Copy the records below exactly as they are written.

[Entries from a dataset]
▶

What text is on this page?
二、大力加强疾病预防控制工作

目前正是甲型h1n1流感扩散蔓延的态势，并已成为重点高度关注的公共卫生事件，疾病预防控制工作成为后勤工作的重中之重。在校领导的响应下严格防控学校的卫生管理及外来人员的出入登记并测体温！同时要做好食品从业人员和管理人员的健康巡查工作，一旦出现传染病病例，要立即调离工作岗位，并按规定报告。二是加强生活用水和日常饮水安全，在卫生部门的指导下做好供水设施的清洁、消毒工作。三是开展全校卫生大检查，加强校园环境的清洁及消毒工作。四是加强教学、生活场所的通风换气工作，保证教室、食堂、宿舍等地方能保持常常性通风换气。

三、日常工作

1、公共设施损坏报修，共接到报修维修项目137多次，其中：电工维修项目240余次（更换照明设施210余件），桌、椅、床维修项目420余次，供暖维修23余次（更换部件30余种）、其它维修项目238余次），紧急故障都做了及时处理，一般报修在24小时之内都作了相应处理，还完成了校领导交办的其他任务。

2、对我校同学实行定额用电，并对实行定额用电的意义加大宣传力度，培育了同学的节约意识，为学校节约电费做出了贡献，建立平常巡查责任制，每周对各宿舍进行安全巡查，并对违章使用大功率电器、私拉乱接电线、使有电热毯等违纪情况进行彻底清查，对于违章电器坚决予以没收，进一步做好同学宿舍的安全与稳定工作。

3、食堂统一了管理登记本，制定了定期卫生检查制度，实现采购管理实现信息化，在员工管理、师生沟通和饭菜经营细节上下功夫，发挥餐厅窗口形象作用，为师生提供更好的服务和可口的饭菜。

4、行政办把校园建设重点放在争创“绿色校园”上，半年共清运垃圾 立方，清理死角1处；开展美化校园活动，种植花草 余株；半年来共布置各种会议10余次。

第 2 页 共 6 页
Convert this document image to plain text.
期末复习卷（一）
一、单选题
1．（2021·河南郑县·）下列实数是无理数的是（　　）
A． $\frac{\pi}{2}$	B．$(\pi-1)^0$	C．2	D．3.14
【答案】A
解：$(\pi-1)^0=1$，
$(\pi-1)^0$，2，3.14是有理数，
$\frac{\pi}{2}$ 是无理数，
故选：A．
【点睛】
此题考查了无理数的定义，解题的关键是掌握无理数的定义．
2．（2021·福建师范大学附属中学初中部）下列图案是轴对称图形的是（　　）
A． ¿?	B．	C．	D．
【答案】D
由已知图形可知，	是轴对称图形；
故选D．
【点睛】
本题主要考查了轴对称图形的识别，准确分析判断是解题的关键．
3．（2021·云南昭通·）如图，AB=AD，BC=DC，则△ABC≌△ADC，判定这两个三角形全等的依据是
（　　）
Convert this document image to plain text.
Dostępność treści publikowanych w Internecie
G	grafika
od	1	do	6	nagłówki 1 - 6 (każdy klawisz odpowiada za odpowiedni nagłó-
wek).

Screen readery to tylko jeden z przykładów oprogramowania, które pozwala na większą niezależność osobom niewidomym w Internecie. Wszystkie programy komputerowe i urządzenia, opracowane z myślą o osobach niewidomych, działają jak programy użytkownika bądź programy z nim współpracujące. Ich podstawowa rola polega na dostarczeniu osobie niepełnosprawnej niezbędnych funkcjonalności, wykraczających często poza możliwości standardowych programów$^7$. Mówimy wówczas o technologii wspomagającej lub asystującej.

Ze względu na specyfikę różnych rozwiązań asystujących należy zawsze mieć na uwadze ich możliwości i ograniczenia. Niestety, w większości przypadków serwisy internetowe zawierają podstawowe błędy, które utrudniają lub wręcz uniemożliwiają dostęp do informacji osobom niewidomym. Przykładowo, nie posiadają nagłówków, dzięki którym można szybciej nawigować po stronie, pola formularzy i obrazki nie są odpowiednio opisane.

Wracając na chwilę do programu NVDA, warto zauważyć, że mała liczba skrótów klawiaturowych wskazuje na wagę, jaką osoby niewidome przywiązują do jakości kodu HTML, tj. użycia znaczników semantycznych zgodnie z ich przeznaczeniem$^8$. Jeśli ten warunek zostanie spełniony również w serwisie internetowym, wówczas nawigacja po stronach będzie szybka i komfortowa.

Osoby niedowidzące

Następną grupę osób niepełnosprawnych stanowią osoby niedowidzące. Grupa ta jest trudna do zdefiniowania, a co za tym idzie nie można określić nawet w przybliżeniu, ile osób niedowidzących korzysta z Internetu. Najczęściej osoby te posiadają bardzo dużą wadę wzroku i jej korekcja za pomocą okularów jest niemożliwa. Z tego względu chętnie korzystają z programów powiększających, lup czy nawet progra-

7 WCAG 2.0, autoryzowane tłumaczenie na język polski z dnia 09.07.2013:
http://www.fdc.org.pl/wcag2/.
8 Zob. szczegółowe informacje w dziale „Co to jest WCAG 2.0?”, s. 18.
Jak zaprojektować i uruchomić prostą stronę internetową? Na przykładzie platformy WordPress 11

◀

*Output for this task*:
What text is on this page?
二、大力加强疾病预防控制工作

目前正是甲型h1n1流感扩散蔓延的态势，并已成为重点高度关注的公共卫生事件，疾病预防控制工作成为后勤工作的重中之重。在校领导的响应下严格防控学校的卫生管理及外来人员的出入登记并测体温！同时要做好食品从业人员和管理人员的健康巡查工作，一旦出现传染病病例，要立即调离工作岗位，并按规定报告。二是加强生活用水和日常饮水安全，在卫生部门的指导下做好供水设施的清洁、消毒工作。三是开展全校卫生大检查，加强校园环境的清洁及消毒工作。四是加强教学、生活场所的通风换气工作，保证教室、食堂、宿舍等地方能保持常常性通风换气。

三、日常工作

1、公共设施损坏报修，共接到报修维修项目137多次，其中：电工维修项目240余次（更换照明设施210余件），桌、椅、床维修项目420余次，供暖维修23余次（更换部件30余种）、其它维修项目238余次），紧急故障都做了及时处理，一般报修在24小时之内都作了相应处理，还完成了校领导交办的其他任务。

2、对我校同学实行定额用电，并对实行定额用电的意义加大宣传力度，培育了同学的节约意识，为学校节约电费做出了贡献，建立平常巡查责任制，每周对各宿舍进行安全巡查，并对违章使用大功率电器、私拉乱接电线、使有电热毯等违纪情况进行彻底清查，对于违章电器坚决予以没收，进一步做好同学宿舍的安全与稳定工作。

3、食堂统一了管理登记本，制定了定期卫生检查制度，实现采购管理实现信息化，在员工管理、师生沟通和饭菜经营细节上下功夫，发挥餐厅窗口形象作用，为师生提供更好的服务和可口的饭菜。

4、行政办把校园建设重点放在争创“绿色校园”上，半年共清运垃圾 立方，清理死角1处；开展美化校园活动，种植花草 余株；半年来共布置各种会议10余次。

第 2 页 共 6 页
Convert this document image to plain text.
期末复习卷（一）
一、单选题
1．（2021·河南郑县·）下列实数是无理数的是（　　）
A． $\frac{\pi}{2}$	B．$(\pi-1)^0$	C．2	D．3.14
【答案】A
解：$(\pi-1)^0=1$，
$(\pi-1)^0$，2，3.14是有理数，
$\frac{\pi}{2}$ 是无理数，
故选：A．
【点睛】
此题考查了无理数的定义，解题的关键是掌握无理数的定义．
2．（2021·福建师范大学附属中学初中部）下列图案是轴对称图形的是（　　）
A． ¿?	B．	C．	D．
【答案】D
由已知图形可知，	是轴对称图形；
故选D．
【点睛】
本题主要考查了轴对称图形的识别，准确分析判断是解题的关键．
3．（2021·云南昭通·）如图，AB=AD，BC=DC，则△ABC≌△ADC，判定这两个三角形全等的依据是
（　　）
Convert this document image to plain text.
Dostępność treści publikowanych w Internecie
G	grafika
od	1	do	6	nagłówki 1 - 6 (każdy klawisz odpowiada za odpowiedni nagłó-
wek).

Screen readery to tylko jeden z przykładów oprogramowania, które pozwala na większą niezależność osobom niewidomym w Internecie. Wszystkie programy komputerowe i urządzenia, opracowane z myślą o osobach niewidomych, działają jak programy użytkownika bądź programy z nim współpracujące. Ich podstawowa rola polega na dostarczeniu osobie niepełnosprawnej niezbędnych funkcjonalności, wykraczających często poza możliwości standardowych programów$^7$. Mówimy wówczas o technologii wspomagającej lub asystującej.

Ze względu na specyfikę różnych rozwiązań asystujących należy zawsze mieć na uwadze ich możliwości i ograniczenia. Niestety, w większości przypadków serwisy internetowe zawierają podstawowe błędy, które utrudniają lub wręcz uniemożliwiają dostęp do informacji osobom niewidomym. Przykładowo, nie posiadają nagłówków, dzięki którym można szybciej nawigować po stronie, pola formularzy i obrazki nie są odpowiednio opisane.

Wracając na chwilę do programu NVDA, warto zauważyć, że mała liczba skrótów klawiaturowych wskazuje na wagę, jaką osoby niewidome przywiązują do jakości kodu HTML, tj. użycia znaczników semantycznych zgodnie z ich przeznaczeniem$^8$. Jeśli ten warunek zostanie spełniony również w serwisie internetowym, wówczas nawigacja po stronach będzie szybka i komfortowa.

Osoby niedowidzące

Następną grupę osób niepełnosprawnych stanowią osoby niedowidzące. Grupa ta jest trudna do zdefiniowania, a co za tym idzie nie można określić nawet w przybliżeniu, ile osób niedowidzących korzysta z Internetu. Najczęściej osoby te posiadają bardzo dużą wadę wzroku i jej korekcja za pomocą okularów jest niemożliwa. Z tego względu chętnie korzystają z programów powiększających, lup czy nawet progra-

7 WCAG 2.0, autoryzowane tłumaczenie na język polski z dnia 09.07.2013:
http://www.fdc.org.pl/wcag2/.
8 Zob. szczegółowe informacje w dziale „Co to jest WCAG 2.0?”, s. 18.
Jak zaprojektować i uruchomić prostą stronę internetową? Na przykładzie platformy WordPress 11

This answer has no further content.